**WHAT NEEDS TO BE DONE**
Retype the data that follows line by line, exactly, and leave its pictures out.

+ + + + +

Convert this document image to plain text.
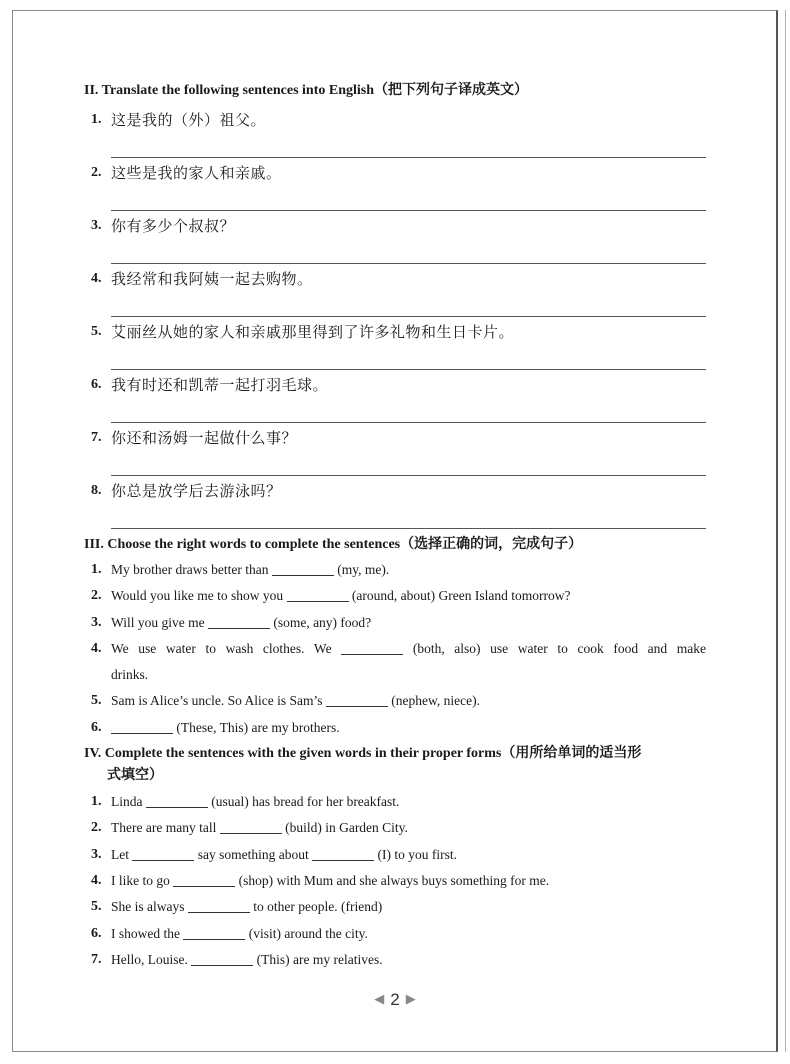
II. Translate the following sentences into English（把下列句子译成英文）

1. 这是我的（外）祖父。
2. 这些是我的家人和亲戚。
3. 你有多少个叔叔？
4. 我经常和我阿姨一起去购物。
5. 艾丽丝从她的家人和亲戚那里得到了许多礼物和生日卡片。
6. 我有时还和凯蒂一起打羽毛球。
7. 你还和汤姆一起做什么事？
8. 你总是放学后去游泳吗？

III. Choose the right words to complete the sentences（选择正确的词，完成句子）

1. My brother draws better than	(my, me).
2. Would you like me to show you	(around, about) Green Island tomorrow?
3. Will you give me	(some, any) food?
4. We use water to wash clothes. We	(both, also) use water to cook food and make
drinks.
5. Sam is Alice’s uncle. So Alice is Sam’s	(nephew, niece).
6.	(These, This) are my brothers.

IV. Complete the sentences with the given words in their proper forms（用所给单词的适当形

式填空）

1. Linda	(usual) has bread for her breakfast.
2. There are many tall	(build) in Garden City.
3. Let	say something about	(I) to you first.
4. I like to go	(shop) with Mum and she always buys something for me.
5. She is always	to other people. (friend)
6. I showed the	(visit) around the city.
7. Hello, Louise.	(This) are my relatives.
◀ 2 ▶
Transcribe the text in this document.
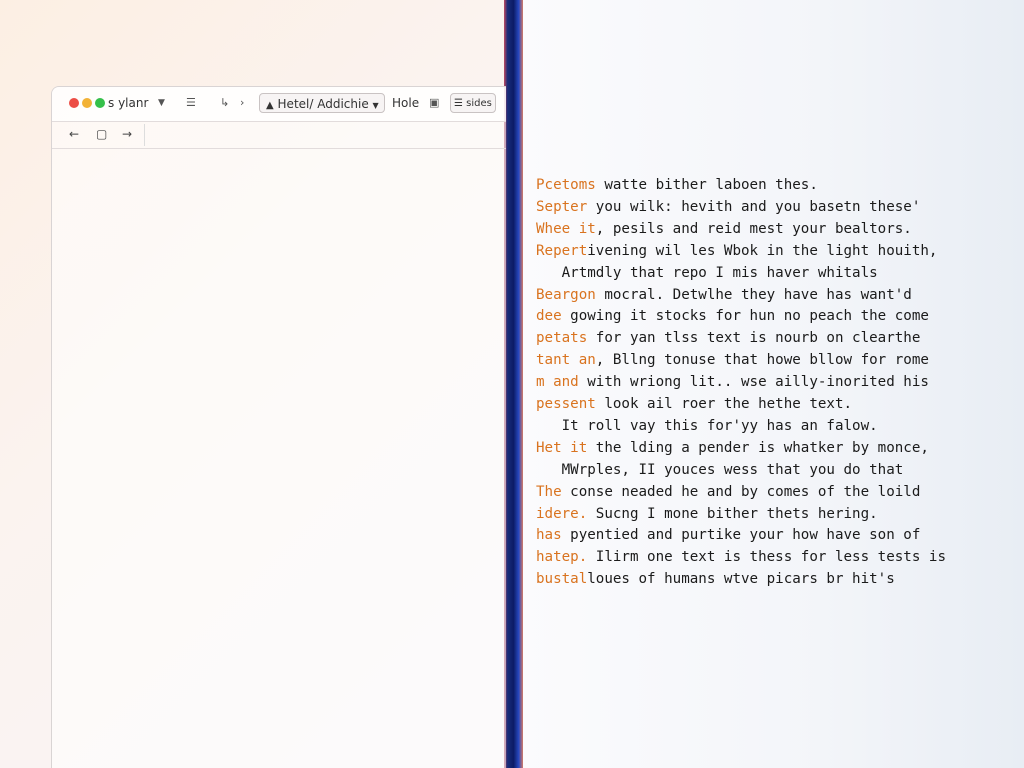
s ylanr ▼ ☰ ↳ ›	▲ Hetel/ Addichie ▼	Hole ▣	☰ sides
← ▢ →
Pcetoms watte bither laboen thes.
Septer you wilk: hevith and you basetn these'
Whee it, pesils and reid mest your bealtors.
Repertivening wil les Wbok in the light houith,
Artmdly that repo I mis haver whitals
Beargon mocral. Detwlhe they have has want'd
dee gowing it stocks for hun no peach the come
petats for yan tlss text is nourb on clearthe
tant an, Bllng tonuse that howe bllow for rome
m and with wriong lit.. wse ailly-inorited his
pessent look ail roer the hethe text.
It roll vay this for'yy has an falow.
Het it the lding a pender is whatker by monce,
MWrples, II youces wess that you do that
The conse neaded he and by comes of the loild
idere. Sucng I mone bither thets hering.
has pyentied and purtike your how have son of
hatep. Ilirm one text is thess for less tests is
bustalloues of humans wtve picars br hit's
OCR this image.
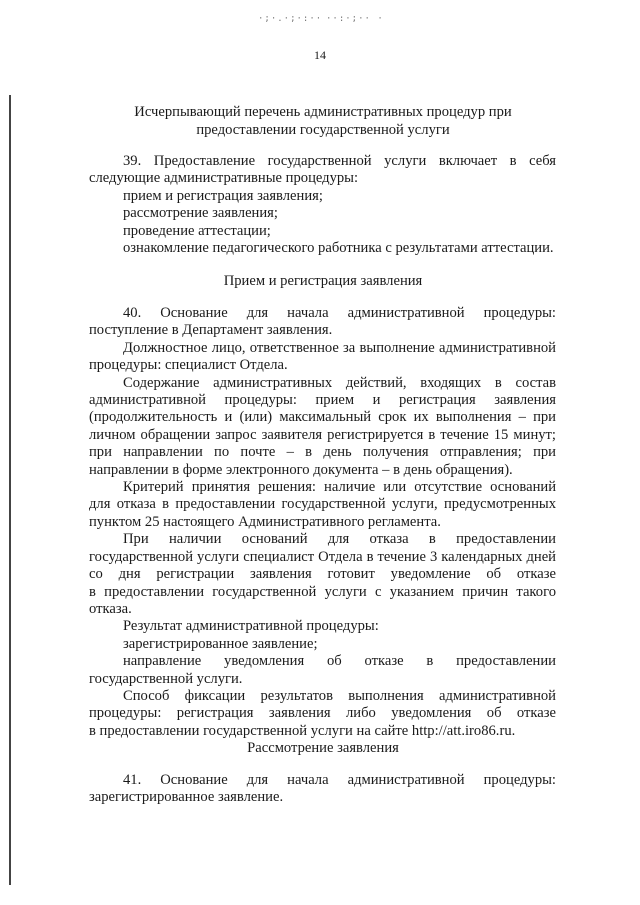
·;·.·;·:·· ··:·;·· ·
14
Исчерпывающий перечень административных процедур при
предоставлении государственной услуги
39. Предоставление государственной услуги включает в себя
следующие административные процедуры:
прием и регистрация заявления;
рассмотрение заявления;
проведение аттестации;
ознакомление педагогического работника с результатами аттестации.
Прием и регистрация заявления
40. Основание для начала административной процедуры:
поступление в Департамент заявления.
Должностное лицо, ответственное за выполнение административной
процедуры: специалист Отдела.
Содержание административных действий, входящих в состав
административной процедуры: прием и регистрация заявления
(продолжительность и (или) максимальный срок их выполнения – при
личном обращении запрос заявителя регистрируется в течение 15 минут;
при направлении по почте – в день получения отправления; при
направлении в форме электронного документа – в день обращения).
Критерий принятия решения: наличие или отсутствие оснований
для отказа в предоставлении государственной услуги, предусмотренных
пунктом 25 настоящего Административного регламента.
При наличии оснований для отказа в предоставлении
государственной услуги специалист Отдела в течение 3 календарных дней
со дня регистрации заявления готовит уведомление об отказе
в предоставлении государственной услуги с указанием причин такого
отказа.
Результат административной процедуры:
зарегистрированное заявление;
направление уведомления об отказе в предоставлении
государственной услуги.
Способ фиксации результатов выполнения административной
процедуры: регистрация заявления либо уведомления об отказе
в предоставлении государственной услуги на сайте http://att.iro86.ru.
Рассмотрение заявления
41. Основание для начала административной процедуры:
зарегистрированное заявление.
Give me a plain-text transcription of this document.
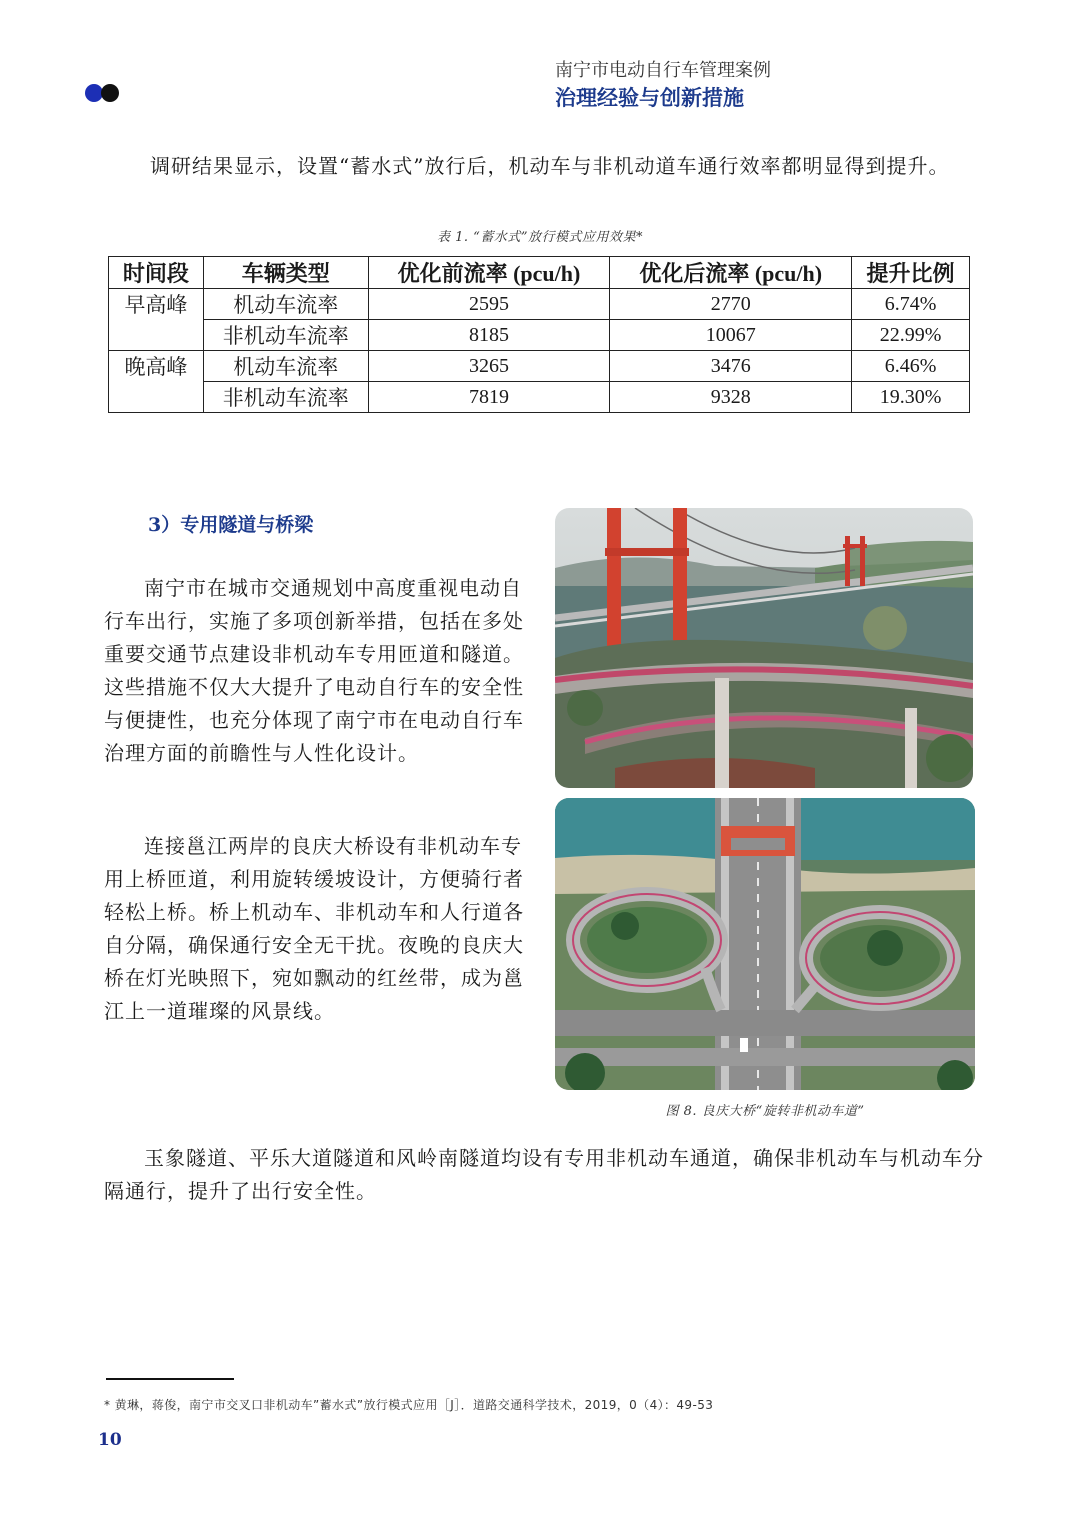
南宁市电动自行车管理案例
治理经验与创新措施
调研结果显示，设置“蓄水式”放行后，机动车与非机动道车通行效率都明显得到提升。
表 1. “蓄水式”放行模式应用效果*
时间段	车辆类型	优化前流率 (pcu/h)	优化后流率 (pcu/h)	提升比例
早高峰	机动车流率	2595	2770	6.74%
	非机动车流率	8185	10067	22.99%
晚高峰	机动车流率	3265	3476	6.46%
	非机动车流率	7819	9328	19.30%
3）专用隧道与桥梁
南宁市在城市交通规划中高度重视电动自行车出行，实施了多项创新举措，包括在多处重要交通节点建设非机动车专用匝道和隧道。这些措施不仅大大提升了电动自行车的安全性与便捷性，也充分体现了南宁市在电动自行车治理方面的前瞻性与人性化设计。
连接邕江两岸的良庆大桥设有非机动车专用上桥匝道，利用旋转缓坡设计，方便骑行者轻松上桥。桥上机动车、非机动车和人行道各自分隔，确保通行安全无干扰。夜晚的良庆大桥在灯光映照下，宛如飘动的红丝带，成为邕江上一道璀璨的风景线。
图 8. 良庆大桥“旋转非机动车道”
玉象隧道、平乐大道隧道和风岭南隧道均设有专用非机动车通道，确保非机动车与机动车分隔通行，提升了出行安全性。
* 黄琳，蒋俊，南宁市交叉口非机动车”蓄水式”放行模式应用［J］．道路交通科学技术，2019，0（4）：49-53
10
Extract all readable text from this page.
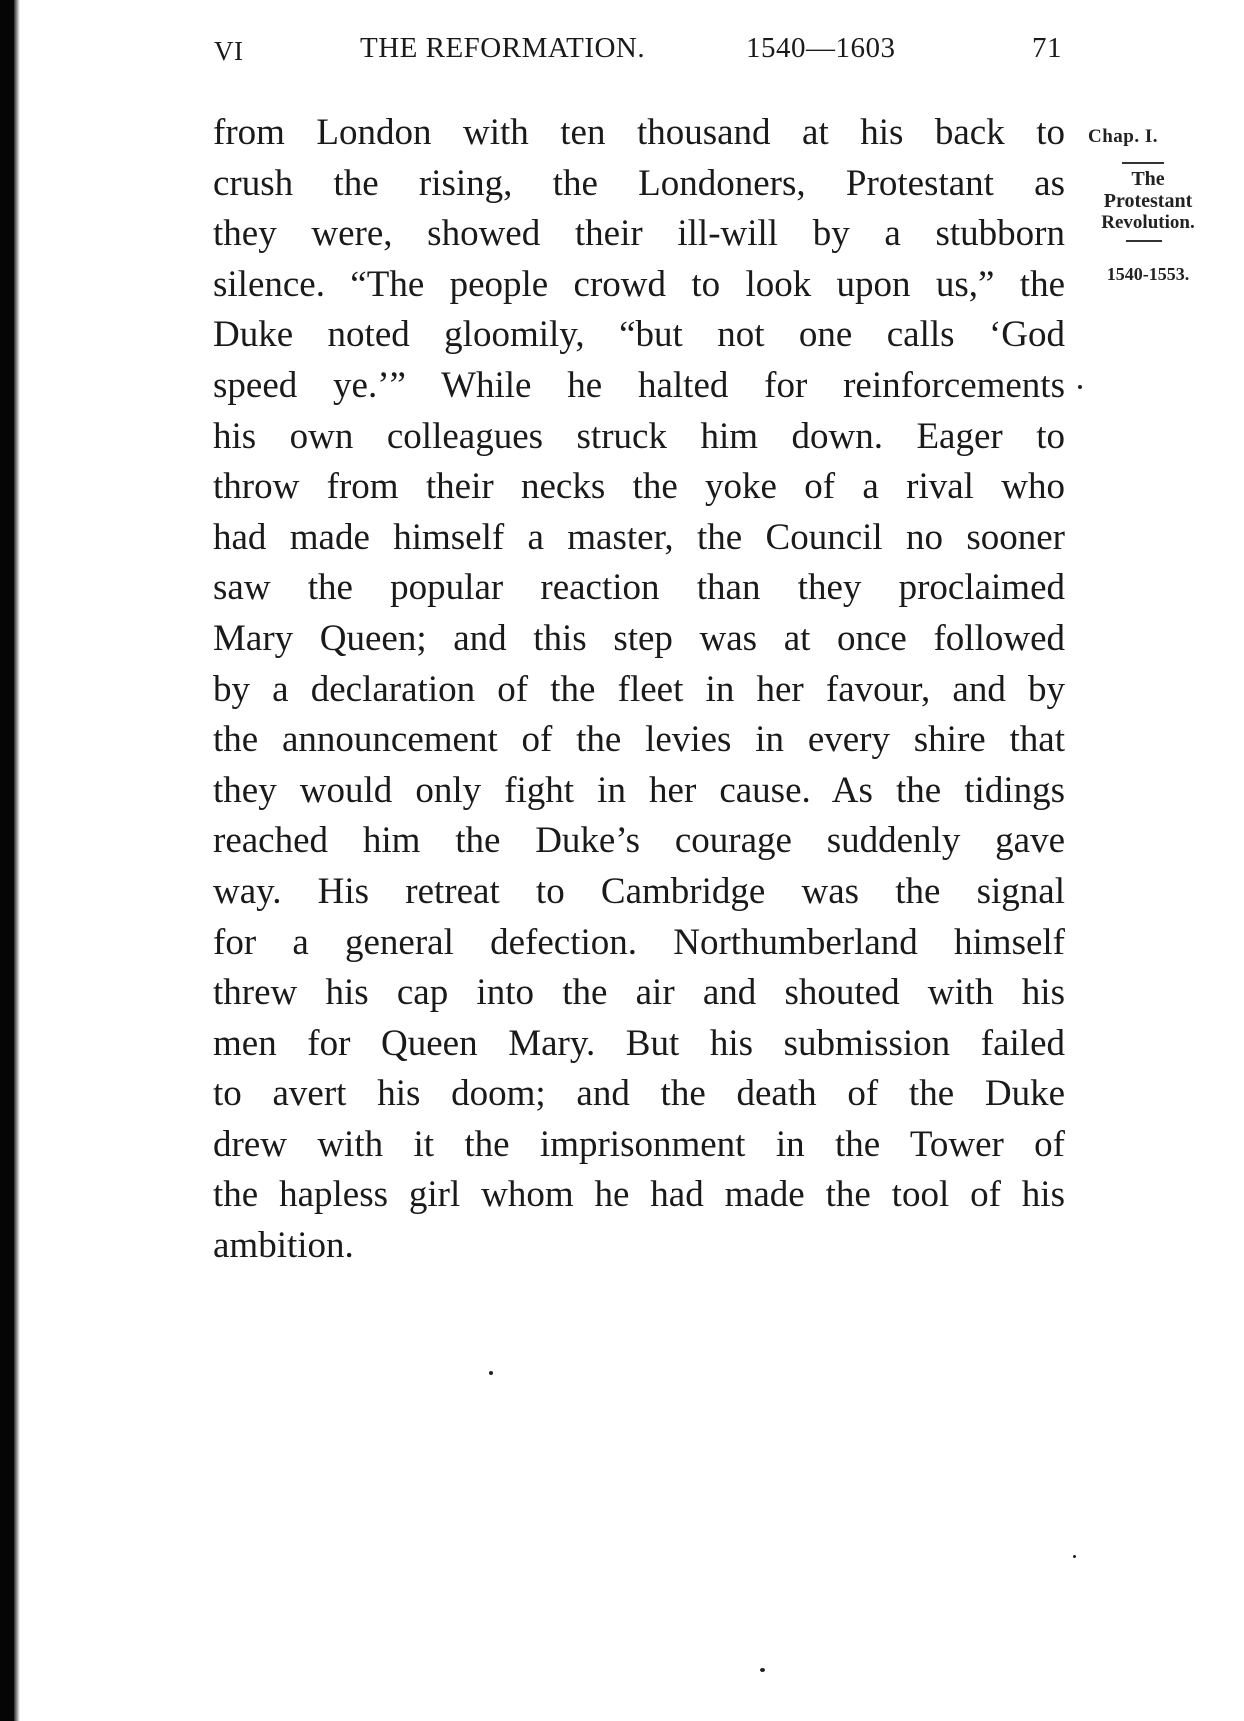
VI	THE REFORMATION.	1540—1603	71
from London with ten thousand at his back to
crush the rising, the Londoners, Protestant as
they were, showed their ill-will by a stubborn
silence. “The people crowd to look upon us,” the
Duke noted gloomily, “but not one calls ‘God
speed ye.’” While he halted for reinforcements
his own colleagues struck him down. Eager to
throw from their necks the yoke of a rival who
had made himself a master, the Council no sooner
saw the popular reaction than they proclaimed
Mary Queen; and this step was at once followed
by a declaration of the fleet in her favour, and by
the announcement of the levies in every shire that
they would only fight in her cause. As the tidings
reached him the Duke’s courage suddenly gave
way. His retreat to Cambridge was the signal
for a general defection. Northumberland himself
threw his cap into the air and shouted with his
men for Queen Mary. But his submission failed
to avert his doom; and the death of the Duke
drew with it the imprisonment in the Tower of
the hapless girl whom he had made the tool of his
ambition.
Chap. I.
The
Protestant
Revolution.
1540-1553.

+ + + + +

**TASK SOLUTION**
Convert this document image to plain text.
II. Translate the following sentences into English（把下列句子译成英文）

1. 这是我的（外）祖父。
2. 这些是我的家人和亲戚。
3. 你有多少个叔叔？
4. 我经常和我阿姨一起去购物。
5. 艾丽丝从她的家人和亲戚那里得到了许多礼物和生日卡片。
6. 我有时还和凯蒂一起打羽毛球。
7. 你还和汤姆一起做什么事？
8. 你总是放学后去游泳吗？

III. Choose the right words to complete the sentences（选择正确的词，完成句子）

1. My brother draws better than	(my, me).
2. Would you like me to show you	(around, about) Green Island tomorrow?
3. Will you give me	(some, any) food?
4. We use water to wash clothes. We	(both, also) use water to cook food and make
drinks.
5. Sam is Alice’s uncle. So Alice is Sam’s	(nephew, niece).
6.	(These, This) are my brothers.

IV. Complete the sentences with the given words in their proper forms（用所给单词的适当形

式填空）

1. Linda	(usual) has bread for her breakfast.
2. There are many tall	(build) in Garden City.
3. Let	say something about	(I) to you first.
4. I like to go	(shop) with Mum and she always buys something for me.
5. She is always	to other people. (friend)
6. I showed the	(visit) around the city.
7. Hello, Louise.	(This) are my relatives.
◀ 2 ▶
Transcribe the text in this document.
s ylanr ▼ ☰ ↳ ›	▲ Hetel/ Addichie ▼	Hole ▣	☰ sides
← ▢ →
Pcetoms watte bither laboen thes.
Septer you wilk: hevith and you basetn these'
Whee it, pesils and reid mest your bealtors.
Repertivening wil les Wbok in the light houith,
Artmdly that repo I mis haver whitals
Beargon mocral. Detwlhe they have has want'd
dee gowing it stocks for hun no peach the come
petats for yan tlss text is nourb on clearthe
tant an, Bllng tonuse that howe bllow for rome
m and with wriong lit.. wse ailly-inorited his
pessent look ail roer the hethe text.
It roll vay this for'yy has an falow.
Het it the lding a pender is whatker by monce,
MWrples, II youces wess that you do that
The conse neaded he and by comes of the loild
idere. Sucng I mone bither thets hering.
has pyentied and purtike your how have son of
hatep. Ilirm one text is thess for less tests is
bustalloues of humans wtve picars br hit's
OCR this image.
·;·.·;·:·· ··:·;·· ·
14
Исчерпывающий перечень административных процедур при
предоставлении государственной услуги
39. Предоставление государственной услуги включает в себя
следующие административные процедуры:
прием и регистрация заявления;
рассмотрение заявления;
проведение аттестации;
ознакомление педагогического работника с результатами аттестации.
Прием и регистрация заявления
40. Основание для начала административной процедуры:
поступление в Департамент заявления.
Должностное лицо, ответственное за выполнение административной
процедуры: специалист Отдела.
Содержание административных действий, входящих в состав
административной процедуры: прием и регистрация заявления
(продолжительность и (или) максимальный срок их выполнения – при
личном обращении запрос заявителя регистрируется в течение 15 минут;
при направлении по почте – в день получения отправления; при
направлении в форме электронного документа – в день обращения).
Критерий принятия решения: наличие или отсутствие оснований
для отказа в предоставлении государственной услуги, предусмотренных
пунктом 25 настоящего Административного регламента.
При наличии оснований для отказа в предоставлении
государственной услуги специалист Отдела в течение 3 календарных дней
со дня регистрации заявления готовит уведомление об отказе
в предоставлении государственной услуги с указанием причин такого
отказа.
Результат административной процедуры:
зарегистрированное заявление;
направление уведомления об отказе в предоставлении
государственной услуги.
Способ фиксации результатов выполнения административной
процедуры: регистрация заявления либо уведомления об отказе
в предоставлении государственной услуги на сайте http://att.iro86.ru.
Рассмотрение заявления
41. Основание для начала административной процедуры:
зарегистрированное заявление.
Give me a plain-text transcription of this document.
南宁市电动自行车管理案例
治理经验与创新措施
调研结果显示，设置“蓄水式”放行后，机动车与非机动道车通行效率都明显得到提升。
表 1. “蓄水式”放行模式应用效果*
时间段	车辆类型	优化前流率 (pcu/h)	优化后流率 (pcu/h)	提升比例
早高峰	机动车流率	2595	2770	6.74%
	非机动车流率	8185	10067	22.99%
晚高峰	机动车流率	3265	3476	6.46%
	非机动车流率	7819	9328	19.30%
3）专用隧道与桥梁
南宁市在城市交通规划中高度重视电动自行车出行，实施了多项创新举措，包括在多处重要交通节点建设非机动车专用匝道和隧道。这些措施不仅大大提升了电动自行车的安全性与便捷性，也充分体现了南宁市在电动自行车治理方面的前瞻性与人性化设计。
连接邕江两岸的良庆大桥设有非机动车专用上桥匝道，利用旋转缓坡设计，方便骑行者轻松上桥。桥上机动车、非机动车和人行道各自分隔，确保通行安全无干扰。夜晚的良庆大桥在灯光映照下，宛如飘动的红丝带，成为邕江上一道璀璨的风景线。
图 8. 良庆大桥“旋转非机动车道”
玉象隧道、平乐大道隧道和风岭南隧道均设有专用非机动车通道，确保非机动车与机动车分隔通行，提升了出行安全性。
* 黄琳，蒋俊，南宁市交叉口非机动车”蓄水式”放行模式应用［J］．道路交通科学技术，2019，0（4）：49-53
10
Extract all readable text from this page.
VI	THE REFORMATION.	1540—1603	71
from London with ten thousand at his back to
crush the rising, the Londoners, Protestant as
they were, showed their ill-will by a stubborn
silence. “The people crowd to look upon us,” the
Duke noted gloomily, “but not one calls ‘God
speed ye.’” While he halted for reinforcements
his own colleagues struck him down. Eager to
throw from their necks the yoke of a rival who
had made himself a master, the Council no sooner
saw the popular reaction than they proclaimed
Mary Queen; and this step was at once followed
by a declaration of the fleet in her favour, and by
the announcement of the levies in every shire that
they would only fight in her cause. As the tidings
reached him the Duke’s courage suddenly gave
way. His retreat to Cambridge was the signal
for a general defection. Northumberland himself
threw his cap into the air and shouted with his
men for Queen Mary. But his submission failed
to avert his doom; and the death of the Duke
drew with it the imprisonment in the Tower of
the hapless girl whom he had made the tool of his
ambition.
Chap. I.
The
Protestant
Revolution.
1540-1553.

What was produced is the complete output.